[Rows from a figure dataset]

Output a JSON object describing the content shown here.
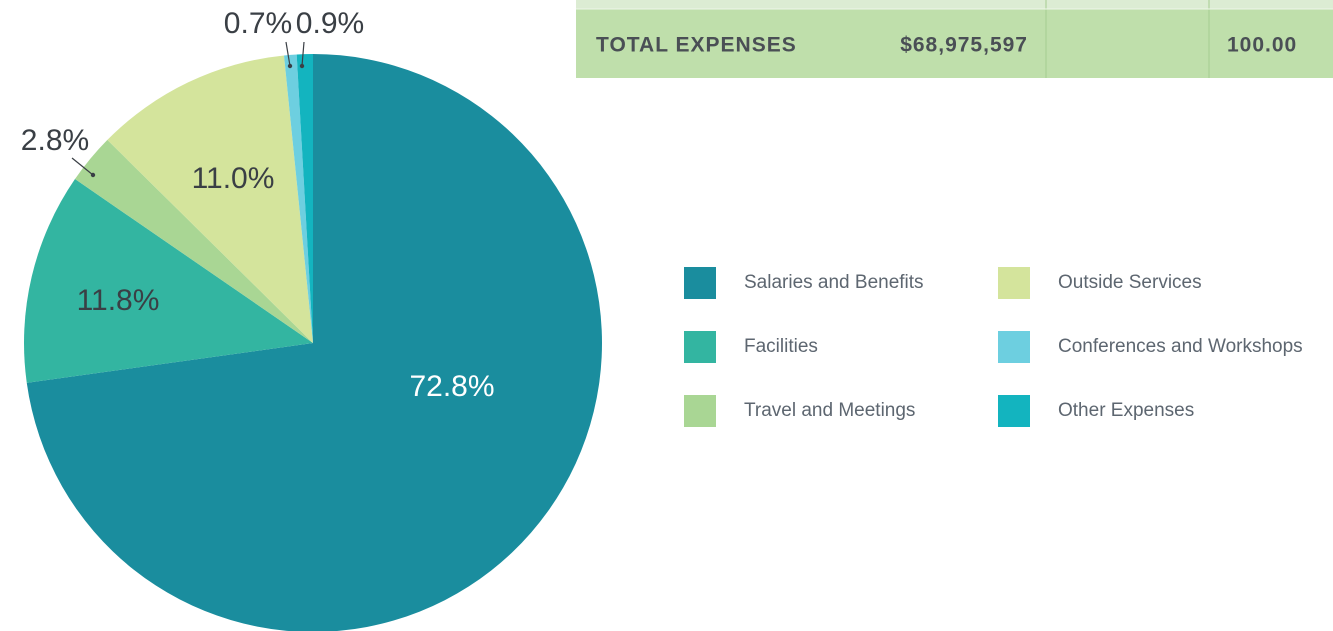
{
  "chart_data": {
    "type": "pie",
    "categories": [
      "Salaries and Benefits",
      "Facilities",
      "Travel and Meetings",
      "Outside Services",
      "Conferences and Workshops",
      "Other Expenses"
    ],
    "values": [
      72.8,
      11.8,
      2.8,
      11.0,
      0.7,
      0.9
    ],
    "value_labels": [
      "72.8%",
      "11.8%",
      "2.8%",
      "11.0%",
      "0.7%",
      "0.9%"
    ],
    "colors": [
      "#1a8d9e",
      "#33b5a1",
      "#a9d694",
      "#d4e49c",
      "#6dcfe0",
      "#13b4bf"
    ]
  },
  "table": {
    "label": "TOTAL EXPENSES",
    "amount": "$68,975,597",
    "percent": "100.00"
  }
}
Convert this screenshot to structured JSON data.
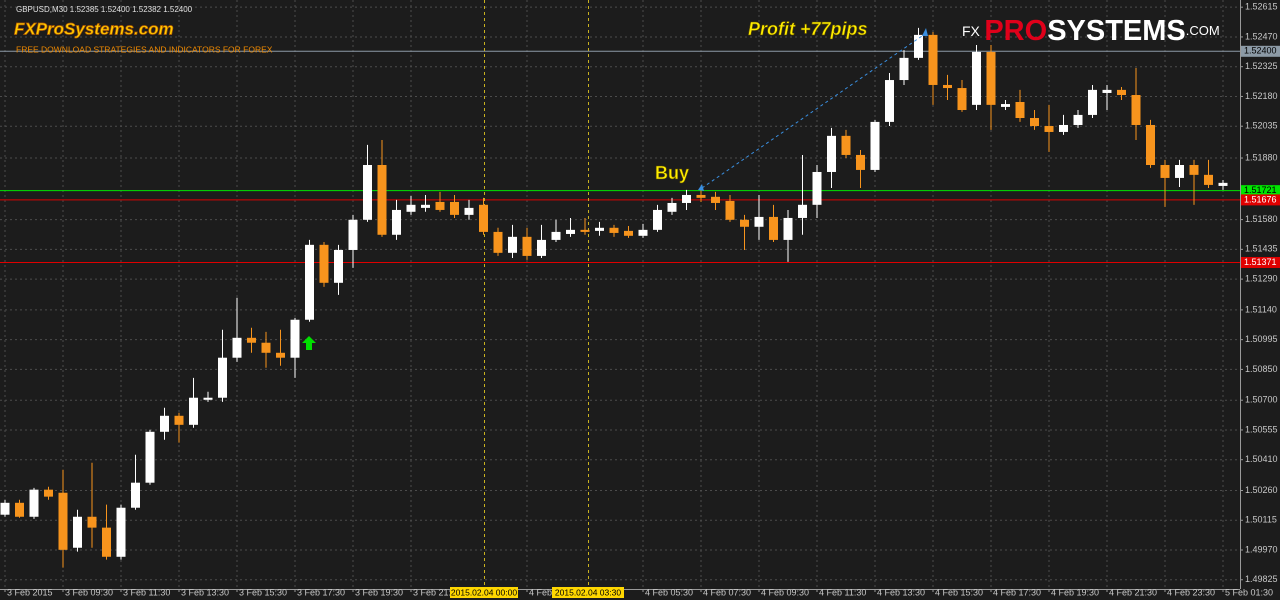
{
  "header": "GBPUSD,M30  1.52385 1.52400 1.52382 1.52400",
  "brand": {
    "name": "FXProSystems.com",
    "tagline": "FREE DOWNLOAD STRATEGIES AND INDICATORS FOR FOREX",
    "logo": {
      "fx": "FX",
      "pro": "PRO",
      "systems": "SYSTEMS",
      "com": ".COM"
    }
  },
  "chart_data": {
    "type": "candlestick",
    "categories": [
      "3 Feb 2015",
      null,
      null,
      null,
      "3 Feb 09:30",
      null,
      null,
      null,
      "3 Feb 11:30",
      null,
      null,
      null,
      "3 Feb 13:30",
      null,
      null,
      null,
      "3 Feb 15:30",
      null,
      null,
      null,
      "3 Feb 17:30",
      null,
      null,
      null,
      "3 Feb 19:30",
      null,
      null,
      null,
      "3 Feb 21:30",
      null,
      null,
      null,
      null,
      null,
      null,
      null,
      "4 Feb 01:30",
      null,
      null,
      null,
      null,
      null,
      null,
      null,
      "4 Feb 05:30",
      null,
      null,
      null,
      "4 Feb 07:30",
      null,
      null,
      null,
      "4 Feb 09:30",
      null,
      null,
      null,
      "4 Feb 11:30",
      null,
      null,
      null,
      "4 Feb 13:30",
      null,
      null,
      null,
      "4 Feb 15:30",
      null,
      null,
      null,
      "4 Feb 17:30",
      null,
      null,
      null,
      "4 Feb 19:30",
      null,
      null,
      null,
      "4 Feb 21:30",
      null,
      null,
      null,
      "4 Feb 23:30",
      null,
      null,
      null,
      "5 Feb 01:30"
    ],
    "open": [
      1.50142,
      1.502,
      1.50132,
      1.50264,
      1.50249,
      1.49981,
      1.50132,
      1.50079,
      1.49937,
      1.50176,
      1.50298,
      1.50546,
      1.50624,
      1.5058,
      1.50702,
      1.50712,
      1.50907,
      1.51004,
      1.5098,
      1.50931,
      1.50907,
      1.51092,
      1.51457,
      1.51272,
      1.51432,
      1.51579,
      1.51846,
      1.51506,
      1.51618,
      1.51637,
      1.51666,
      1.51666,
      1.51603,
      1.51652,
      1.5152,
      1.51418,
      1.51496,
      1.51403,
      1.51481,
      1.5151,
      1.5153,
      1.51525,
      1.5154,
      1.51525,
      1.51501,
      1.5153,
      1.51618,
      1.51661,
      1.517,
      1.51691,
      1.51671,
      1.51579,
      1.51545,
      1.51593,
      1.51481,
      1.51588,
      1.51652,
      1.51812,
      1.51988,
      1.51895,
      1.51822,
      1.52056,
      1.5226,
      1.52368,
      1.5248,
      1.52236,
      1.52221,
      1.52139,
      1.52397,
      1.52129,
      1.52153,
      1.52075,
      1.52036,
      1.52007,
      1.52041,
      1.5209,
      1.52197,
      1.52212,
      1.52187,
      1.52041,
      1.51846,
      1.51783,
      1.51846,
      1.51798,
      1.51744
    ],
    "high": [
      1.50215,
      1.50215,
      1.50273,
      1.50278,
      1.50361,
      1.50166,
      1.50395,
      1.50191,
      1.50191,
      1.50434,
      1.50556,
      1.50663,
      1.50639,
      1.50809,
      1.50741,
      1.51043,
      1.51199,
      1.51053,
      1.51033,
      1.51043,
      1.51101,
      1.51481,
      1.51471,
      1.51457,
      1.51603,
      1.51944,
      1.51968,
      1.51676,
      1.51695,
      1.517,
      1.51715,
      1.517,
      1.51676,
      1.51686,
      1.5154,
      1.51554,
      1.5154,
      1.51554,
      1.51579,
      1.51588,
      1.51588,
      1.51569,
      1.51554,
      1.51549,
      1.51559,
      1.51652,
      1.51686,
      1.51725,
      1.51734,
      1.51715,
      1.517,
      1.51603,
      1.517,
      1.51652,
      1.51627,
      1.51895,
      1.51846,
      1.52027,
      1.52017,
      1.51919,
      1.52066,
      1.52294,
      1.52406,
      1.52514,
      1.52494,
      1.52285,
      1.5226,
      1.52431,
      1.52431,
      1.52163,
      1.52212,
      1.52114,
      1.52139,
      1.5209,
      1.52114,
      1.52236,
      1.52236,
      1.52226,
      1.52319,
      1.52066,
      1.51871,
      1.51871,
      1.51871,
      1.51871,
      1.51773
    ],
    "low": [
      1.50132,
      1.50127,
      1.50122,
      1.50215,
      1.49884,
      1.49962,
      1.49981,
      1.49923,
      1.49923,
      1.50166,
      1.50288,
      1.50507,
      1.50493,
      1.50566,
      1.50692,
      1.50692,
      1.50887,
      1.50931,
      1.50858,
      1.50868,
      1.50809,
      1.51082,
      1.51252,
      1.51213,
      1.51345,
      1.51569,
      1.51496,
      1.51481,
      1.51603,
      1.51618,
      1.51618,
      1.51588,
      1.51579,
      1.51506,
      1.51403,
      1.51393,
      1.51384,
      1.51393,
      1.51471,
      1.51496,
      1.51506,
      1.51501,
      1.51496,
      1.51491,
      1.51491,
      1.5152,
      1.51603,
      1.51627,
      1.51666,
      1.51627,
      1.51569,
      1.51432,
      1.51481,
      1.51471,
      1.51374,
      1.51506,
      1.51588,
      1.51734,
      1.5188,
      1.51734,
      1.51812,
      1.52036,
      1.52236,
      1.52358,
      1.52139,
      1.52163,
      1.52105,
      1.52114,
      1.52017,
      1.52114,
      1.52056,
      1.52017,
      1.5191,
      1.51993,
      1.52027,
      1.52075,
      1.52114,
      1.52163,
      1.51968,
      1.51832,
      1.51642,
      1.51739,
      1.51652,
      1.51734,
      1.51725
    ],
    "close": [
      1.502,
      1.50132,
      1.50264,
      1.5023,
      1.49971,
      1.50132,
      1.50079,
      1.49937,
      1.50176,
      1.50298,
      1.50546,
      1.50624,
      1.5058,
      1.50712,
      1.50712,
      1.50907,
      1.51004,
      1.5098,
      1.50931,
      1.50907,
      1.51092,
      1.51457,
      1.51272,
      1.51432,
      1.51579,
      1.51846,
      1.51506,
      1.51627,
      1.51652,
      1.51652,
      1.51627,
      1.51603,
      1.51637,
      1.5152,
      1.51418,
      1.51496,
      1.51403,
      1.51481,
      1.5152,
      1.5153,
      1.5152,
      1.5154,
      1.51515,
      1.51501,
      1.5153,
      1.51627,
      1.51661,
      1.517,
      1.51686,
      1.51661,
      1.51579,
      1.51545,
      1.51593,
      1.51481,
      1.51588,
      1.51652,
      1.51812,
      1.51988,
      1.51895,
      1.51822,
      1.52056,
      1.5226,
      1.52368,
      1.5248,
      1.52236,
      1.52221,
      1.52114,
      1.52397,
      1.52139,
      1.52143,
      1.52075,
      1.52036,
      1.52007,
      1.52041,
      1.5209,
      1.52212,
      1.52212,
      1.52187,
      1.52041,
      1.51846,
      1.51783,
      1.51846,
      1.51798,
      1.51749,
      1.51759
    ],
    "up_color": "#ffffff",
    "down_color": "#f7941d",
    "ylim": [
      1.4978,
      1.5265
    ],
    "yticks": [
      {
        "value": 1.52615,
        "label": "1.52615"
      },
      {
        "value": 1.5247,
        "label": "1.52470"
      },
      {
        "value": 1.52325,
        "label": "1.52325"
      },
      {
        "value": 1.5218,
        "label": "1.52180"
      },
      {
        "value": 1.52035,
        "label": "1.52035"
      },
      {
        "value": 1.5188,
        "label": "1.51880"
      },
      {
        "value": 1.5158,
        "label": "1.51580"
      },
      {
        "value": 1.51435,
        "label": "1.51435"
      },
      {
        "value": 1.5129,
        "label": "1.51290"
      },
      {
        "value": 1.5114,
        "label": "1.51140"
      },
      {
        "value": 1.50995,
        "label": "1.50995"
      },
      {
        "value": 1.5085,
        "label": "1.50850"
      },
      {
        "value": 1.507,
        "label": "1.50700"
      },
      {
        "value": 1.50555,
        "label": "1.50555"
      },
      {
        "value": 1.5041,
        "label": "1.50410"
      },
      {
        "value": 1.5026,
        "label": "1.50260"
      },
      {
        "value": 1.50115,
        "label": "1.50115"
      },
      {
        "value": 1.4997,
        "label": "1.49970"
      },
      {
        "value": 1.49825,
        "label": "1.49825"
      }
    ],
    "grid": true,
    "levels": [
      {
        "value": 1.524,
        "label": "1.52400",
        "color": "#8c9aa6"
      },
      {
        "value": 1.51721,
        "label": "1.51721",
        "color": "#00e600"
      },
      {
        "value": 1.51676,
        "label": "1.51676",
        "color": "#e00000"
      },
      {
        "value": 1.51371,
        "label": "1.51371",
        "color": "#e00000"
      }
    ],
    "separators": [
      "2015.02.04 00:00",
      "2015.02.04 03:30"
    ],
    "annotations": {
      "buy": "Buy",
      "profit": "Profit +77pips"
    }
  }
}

_SET TASK_
Pick out the lines above that hold the string "JSON" and show them.

_REPLY_
Output a JSON object describing the content shown here.
Convert this screenshot to structured JSON data.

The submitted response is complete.